:: Written request ::
Can you write out all the lines word for word, with no pictures?
....
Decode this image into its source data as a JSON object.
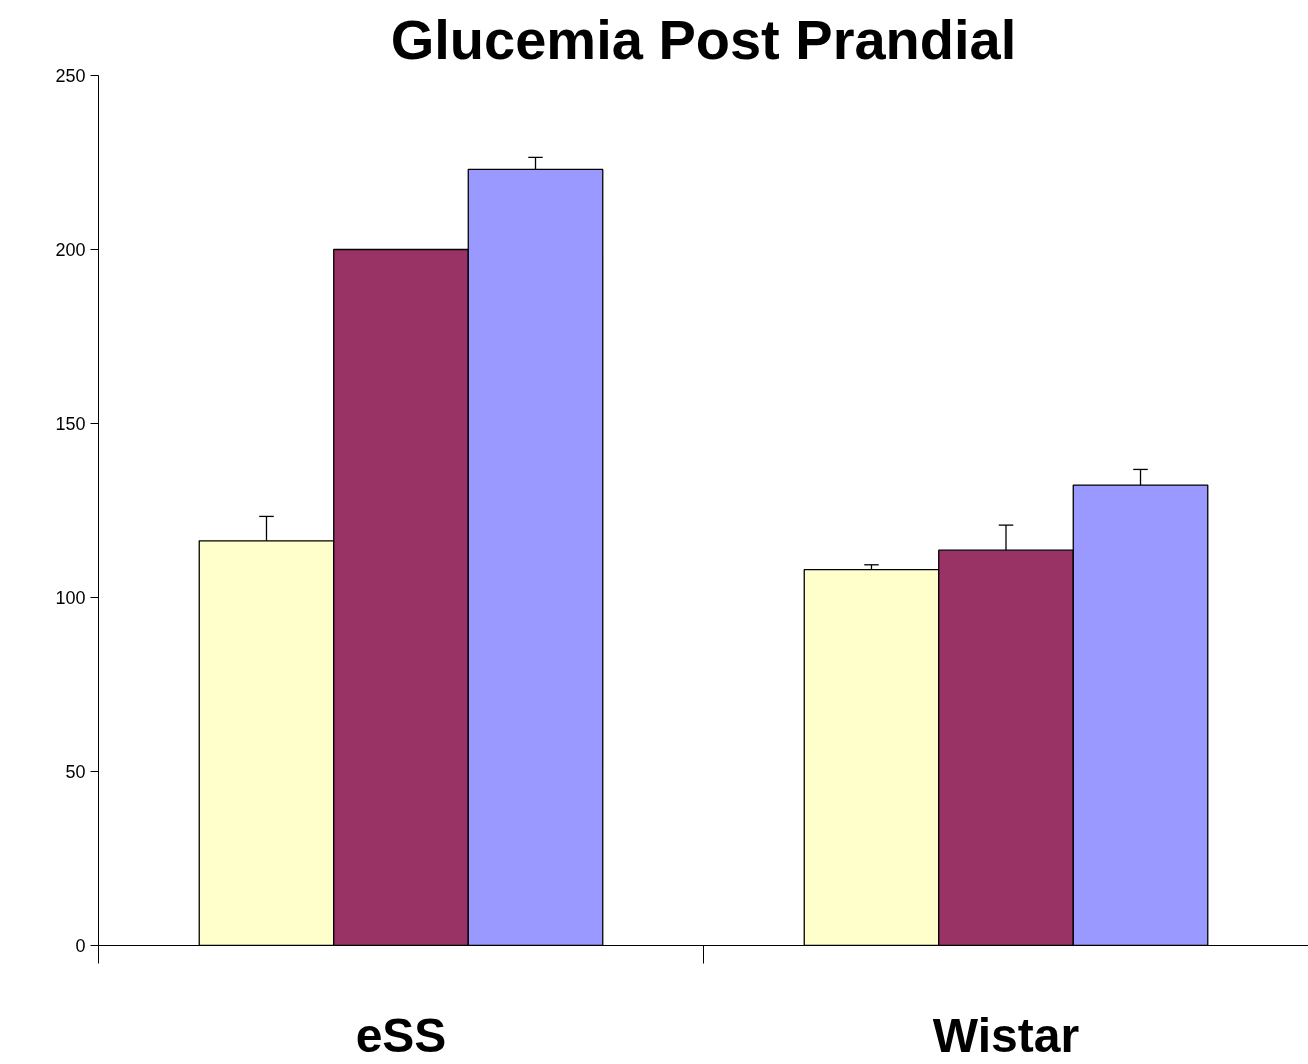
{
  "chart_data": {
    "type": "bar",
    "title": "Glucemia Post Prandial",
    "categories": [
      "eSS",
      "Wistar"
    ],
    "series": [
      {
        "color": "#ffffcc",
        "values": [
          116.3,
          108
        ],
        "errors": [
          7,
          1.4
        ]
      },
      {
        "color": "#993366",
        "values": [
          200,
          113.6
        ],
        "errors": [
          null,
          7.2
        ]
      },
      {
        "color": "#9999ff",
        "values": [
          223,
          132.3
        ],
        "errors": [
          3.5,
          4.5
        ]
      }
    ],
    "ylim": [
      0,
      250
    ],
    "yticks": [
      0,
      50,
      100,
      150,
      200,
      250
    ]
  }
}
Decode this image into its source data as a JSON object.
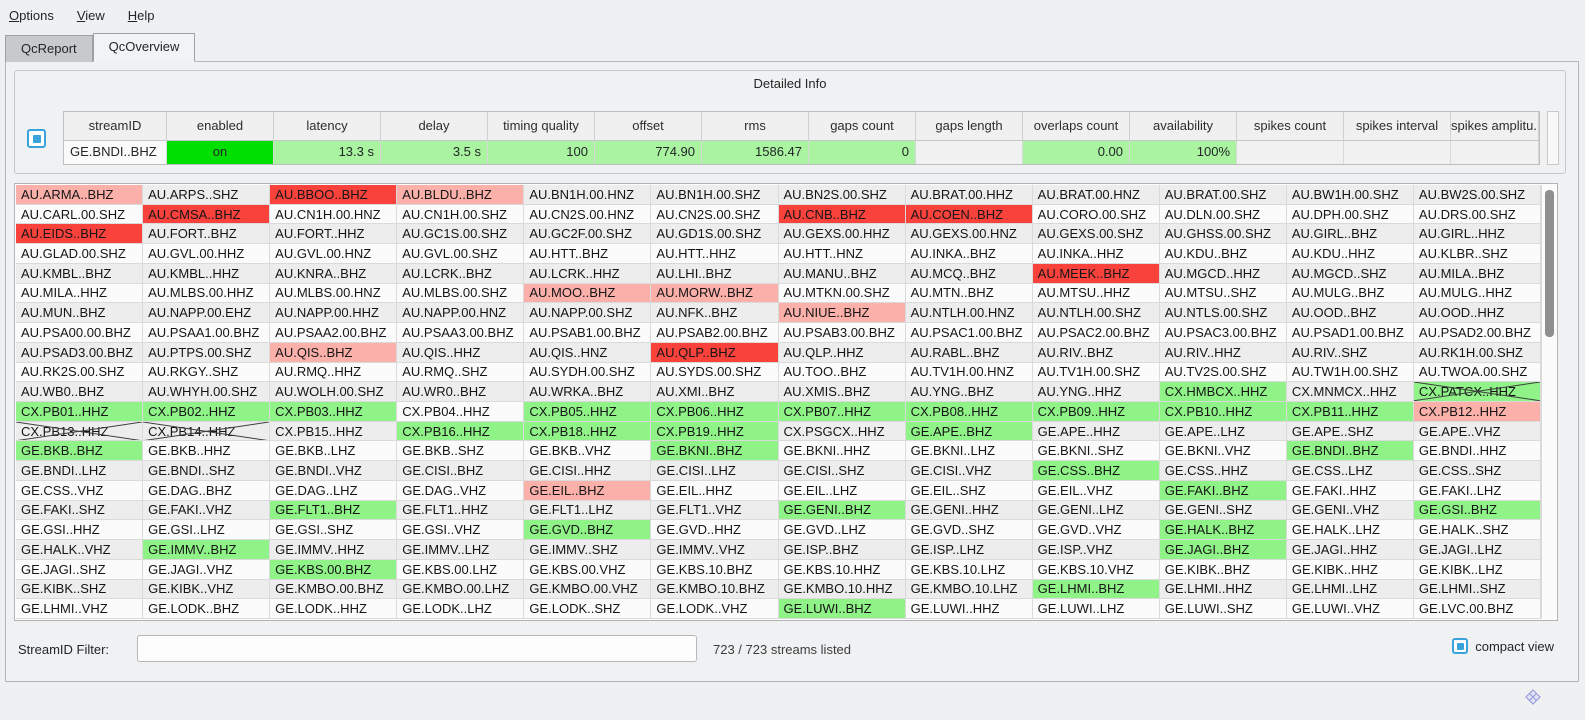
....
:: Final answer ::
Decode this image into its source data as a JSON object.
{
  "chart_data": {
    "type": "bar",
    "title": "Glucemia Post Prandial",
    "categories": [
      "eSS",
      "Wistar"
    ],
    "series": [
      {
        "color": "#ffffcc",
        "values": [
          116.3,
          108
        ],
        "errors": [
          7,
          1.4
        ]
      },
      {
        "color": "#993366",
        "values": [
          200,
          113.6
        ],
        "errors": [
          null,
          7.2
        ]
      },
      {
        "color": "#9999ff",
        "values": [
          223,
          132.3
        ],
        "errors": [
          3.5,
          4.5
        ]
      }
    ],
    "ylim": [
      0,
      250
    ],
    "yticks": [
      0,
      50,
      100,
      150,
      200,
      250
    ]
  }
}
Decode this image into its source data as a JSON object.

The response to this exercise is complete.